* **STATED TASK**:
Give the data below again exactly as written, without its pictures.

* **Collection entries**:
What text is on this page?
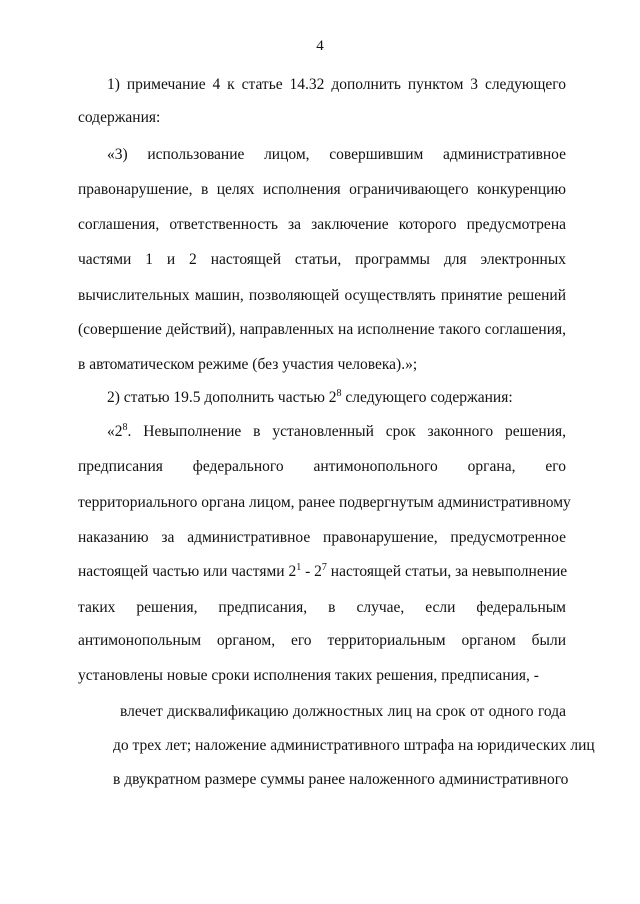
4
1) примечание 4 к статье 14.32 дополнить пунктом 3 следующего
содержания:
«3) использование лицом, совершившим административное
правонарушение, в целях исполнения ограничивающего конкуренцию
соглашения, ответственность за заключение которого предусмотрена
частями 1 и 2 настоящей статьи, программы для электронных
вычислительных машин, позволяющей осуществлять принятие решений
(совершение действий), направленных на исполнение такого соглашения,
в автоматическом режиме (без участия человека).»;
2) статью 19.5 дополнить частью $2^8$ следующего содержания:
«$2^8$. Невыполнение в установленный срок законного решения,
предписания федерального антимонопольного органа, его
территориального органа лицом, ранее подвергнутым административному
наказанию за административное правонарушение, предусмотренное
настоящей частью или частями $2^1 - 2^7$ настоящей статьи, за невыполнение
таких решения, предписания, в случае, если федеральным
антимонопольным органом, его территориальным органом были
установлены новые сроки исполнения таких решения, предписания, -
влечет дисквалификацию должностных лиц на срок от одного года
до трех лет; наложение административного штрафа на юридических лиц
в двукратном размере суммы ранее наложенного административного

* **RESPONSE TO THE EXERCISE**:
What text is on this page?
4
1) примечание 4 к статье 14.32 дополнить пунктом 3 следующего
содержания:
«3) использование лицом, совершившим административное
правонарушение, в целях исполнения ограничивающего конкуренцию
соглашения, ответственность за заключение которого предусмотрена
частями 1 и 2 настоящей статьи, программы для электронных
вычислительных машин, позволяющей осуществлять принятие решений
(совершение действий), направленных на исполнение такого соглашения,
в автоматическом режиме (без участия человека).»;
2) статью 19.5 дополнить частью $2^8$ следующего содержания:
«$2^8$. Невыполнение в установленный срок законного решения,
предписания федерального антимонопольного органа, его
территориального органа лицом, ранее подвергнутым административному
наказанию за административное правонарушение, предусмотренное
настоящей частью или частями $2^1 - 2^7$ настоящей статьи, за невыполнение
таких решения, предписания, в случае, если федеральным
антимонопольным органом, его территориальным органом были
установлены новые сроки исполнения таких решения, предписания, -
влечет дисквалификацию должностных лиц на срок от одного года
до трех лет; наложение административного штрафа на юридических лиц
в двукратном размере суммы ранее наложенного административного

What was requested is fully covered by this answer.